PAGE EXCERPT
.....

BBQ tips: Top mustards, avoiding blunder

July 1, 2011 2:37:03 PM PDT
If hot dogs epitomize a slice of American life, then you could say mustard adds the spice to life.

But choosing a mustard can be a bit complicated, whether you like the traditional kind or you're partial to Dijon, which can have a more intense flavor. Consumer Reports has sized up big-name mustards.

Without knowing which one they were trying, sensory panelists sampled mustards several times, evaluating them for texture and flavor. Consumer Reports found that you don't need to spend a lot for a good mustard.

In fact the most expensive mustard tested, Annie's Naturals Organic yellow, which cost eight times more per serving than some of the others, tasted good but was the lowest-rated yellow mustard.

Gulden's yellow was top rated for a fraction of the price. Its texture is somewhat coarse, and its flavors are more complex than others. It's tastier than your average ballpark mustard, with hints of caraway and dill pickle.

.....

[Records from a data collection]
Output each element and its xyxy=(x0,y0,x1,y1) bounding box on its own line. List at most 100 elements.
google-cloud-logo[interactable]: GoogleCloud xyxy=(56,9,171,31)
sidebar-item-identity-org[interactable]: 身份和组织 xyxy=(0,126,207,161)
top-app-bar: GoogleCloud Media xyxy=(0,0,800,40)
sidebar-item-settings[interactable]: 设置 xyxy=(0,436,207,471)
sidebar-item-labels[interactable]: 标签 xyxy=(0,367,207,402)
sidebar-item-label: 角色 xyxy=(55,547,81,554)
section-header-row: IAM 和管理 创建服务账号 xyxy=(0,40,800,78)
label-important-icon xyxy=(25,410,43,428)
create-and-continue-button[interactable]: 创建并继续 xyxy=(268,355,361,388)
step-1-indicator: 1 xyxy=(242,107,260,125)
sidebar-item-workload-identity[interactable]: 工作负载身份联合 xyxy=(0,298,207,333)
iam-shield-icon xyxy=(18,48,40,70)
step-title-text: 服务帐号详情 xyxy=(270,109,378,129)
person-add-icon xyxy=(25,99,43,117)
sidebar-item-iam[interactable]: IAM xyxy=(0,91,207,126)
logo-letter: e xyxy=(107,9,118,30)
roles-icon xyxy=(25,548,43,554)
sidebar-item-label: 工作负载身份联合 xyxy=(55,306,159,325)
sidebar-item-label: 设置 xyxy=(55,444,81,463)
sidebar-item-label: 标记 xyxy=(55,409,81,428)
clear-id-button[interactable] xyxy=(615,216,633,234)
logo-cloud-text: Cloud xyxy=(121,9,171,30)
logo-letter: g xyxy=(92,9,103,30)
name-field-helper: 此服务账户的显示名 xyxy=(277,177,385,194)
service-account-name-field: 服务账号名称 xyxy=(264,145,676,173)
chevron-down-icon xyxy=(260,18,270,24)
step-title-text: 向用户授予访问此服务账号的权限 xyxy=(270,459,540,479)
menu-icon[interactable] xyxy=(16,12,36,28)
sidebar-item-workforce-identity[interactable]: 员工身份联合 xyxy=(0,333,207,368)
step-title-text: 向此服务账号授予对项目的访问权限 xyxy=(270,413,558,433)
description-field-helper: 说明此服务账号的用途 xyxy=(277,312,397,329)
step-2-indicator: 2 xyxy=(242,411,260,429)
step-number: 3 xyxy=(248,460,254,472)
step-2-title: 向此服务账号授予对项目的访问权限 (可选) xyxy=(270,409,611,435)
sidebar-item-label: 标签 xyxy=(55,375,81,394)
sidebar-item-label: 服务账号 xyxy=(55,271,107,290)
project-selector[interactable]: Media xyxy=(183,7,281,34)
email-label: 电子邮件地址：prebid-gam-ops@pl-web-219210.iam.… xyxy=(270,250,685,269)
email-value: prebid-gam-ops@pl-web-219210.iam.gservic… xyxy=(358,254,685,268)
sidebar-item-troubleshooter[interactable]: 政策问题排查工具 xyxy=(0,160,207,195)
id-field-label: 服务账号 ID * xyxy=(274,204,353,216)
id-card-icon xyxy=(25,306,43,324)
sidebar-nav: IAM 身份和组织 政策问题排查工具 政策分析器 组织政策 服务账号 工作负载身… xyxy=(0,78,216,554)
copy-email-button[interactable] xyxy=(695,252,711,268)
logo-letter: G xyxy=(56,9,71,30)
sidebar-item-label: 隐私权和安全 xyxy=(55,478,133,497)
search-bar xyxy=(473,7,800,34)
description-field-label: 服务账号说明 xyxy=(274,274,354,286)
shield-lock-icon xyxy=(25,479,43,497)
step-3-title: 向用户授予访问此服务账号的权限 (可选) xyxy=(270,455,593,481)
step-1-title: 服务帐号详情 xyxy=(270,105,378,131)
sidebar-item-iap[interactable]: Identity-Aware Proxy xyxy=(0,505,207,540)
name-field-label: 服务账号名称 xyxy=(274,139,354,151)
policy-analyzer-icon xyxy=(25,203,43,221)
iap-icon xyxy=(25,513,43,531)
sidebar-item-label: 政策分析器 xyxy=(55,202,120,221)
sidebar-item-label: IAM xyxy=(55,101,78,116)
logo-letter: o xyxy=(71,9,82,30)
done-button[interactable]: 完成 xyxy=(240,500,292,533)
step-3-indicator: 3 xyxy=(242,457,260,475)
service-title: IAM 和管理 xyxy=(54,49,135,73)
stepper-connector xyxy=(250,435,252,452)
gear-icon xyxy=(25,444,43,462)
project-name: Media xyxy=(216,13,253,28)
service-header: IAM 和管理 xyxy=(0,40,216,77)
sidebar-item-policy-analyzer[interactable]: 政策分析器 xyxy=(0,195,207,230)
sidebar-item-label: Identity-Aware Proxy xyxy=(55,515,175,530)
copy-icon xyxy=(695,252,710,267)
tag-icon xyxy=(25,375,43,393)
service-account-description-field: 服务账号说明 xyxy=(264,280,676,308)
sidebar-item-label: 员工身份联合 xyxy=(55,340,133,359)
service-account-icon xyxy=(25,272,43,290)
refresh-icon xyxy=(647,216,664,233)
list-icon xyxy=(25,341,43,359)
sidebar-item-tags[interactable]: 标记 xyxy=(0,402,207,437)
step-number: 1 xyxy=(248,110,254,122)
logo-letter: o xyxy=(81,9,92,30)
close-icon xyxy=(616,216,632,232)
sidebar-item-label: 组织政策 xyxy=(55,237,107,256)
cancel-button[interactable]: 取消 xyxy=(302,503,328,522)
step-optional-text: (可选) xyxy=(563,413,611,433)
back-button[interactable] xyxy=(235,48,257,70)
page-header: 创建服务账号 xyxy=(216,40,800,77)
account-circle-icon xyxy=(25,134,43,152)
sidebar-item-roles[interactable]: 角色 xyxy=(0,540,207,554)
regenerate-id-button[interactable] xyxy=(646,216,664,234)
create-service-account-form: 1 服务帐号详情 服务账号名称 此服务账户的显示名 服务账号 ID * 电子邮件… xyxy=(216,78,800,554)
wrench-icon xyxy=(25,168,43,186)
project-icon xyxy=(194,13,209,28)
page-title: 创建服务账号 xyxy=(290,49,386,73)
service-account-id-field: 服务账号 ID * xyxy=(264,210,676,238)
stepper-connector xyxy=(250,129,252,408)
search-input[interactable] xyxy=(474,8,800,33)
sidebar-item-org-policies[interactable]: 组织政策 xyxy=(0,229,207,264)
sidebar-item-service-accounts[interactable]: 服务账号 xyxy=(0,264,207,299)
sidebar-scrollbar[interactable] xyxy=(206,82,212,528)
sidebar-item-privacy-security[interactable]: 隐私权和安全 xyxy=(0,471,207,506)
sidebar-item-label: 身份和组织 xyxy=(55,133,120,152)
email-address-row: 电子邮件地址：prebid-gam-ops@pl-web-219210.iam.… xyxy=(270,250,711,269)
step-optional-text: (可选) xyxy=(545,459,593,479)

.....

WORK REQUEST A
In the mustard article, rewrite the passage that opens with the words containing "But choosing a" and closes with "and dill pickle.", substituting "taste testers" for "sensory panelists".
WORK REQUEST B
Summarize the mustard article in two sentences.
WORK REQUEST C
Carry the mustard article forward from the point where it ends.

EXPECTED ANSWER A
But choosing a mustard can be a bit complicated, whether you like the traditional kind or you're partial to Dijon, which can have a more intense flavor. Consumer Reports has sized up big-name mustards.

Without knowing which one they were trying, taste testers sampled mustards several times, evaluating them for texture and flavor. Consumer Reports found that you don't need to spend a lot for a good mustard.

In fact the most expensive mustard tested, Annie's Naturals Organic yellow, which cost eight times more per serving than some of the others, tasted good but was the lowest-rated yellow mustard.

Gulden's yellow was top rated for a fraction of the price. Its texture is somewhat coarse, and its flavors are more complex than others. It's tastier than your average ballpark mustard, with hints of caraway and dill pickle.

EXPECTED ANSWER B
Consumer Reports had sensory panelists taste big-name mustards without knowing which was which, and found that you don't need to spend a lot for a good one. The most expensive, Annie's Naturals Organic yellow, was the lowest-rated yellow mustard, while Gulden's yellow was top rated for a fraction of the price, with a somewhat coarse texture and more complex flavors.

EXPECTED ANSWER C
Another very good, inexpensive yellow mustard is French's Classic. Testers found that it has a slight kick, a moderately sour flavor, and a hint of cayenne pepper.

If Dijon is more your taste, try Grey Poupon. It's flavorful and pungent, but you will pay a little more for it. For about a third of the price, Walmart's Great Value All Natural Dijon also rated very good in Consumer Reports' tests. Any of those are sure to be a crowd-pleaser.

While mustards can vary greatly, they all have the same basic ingredients: ground mustard seeds, some spices, vinegar, and water, a combination which not only adds a zing of flavor but helps keep the calories down. The recommended mustards had a mere 5 calories per teaspoon, or even less.


No doubt you've been there: Your grill is loaded with food, you have a hungry crowd, and suddenly the flame goes out. Consumer Reports has the lowdown on products that are designed to help you avoid that barbecue blunder.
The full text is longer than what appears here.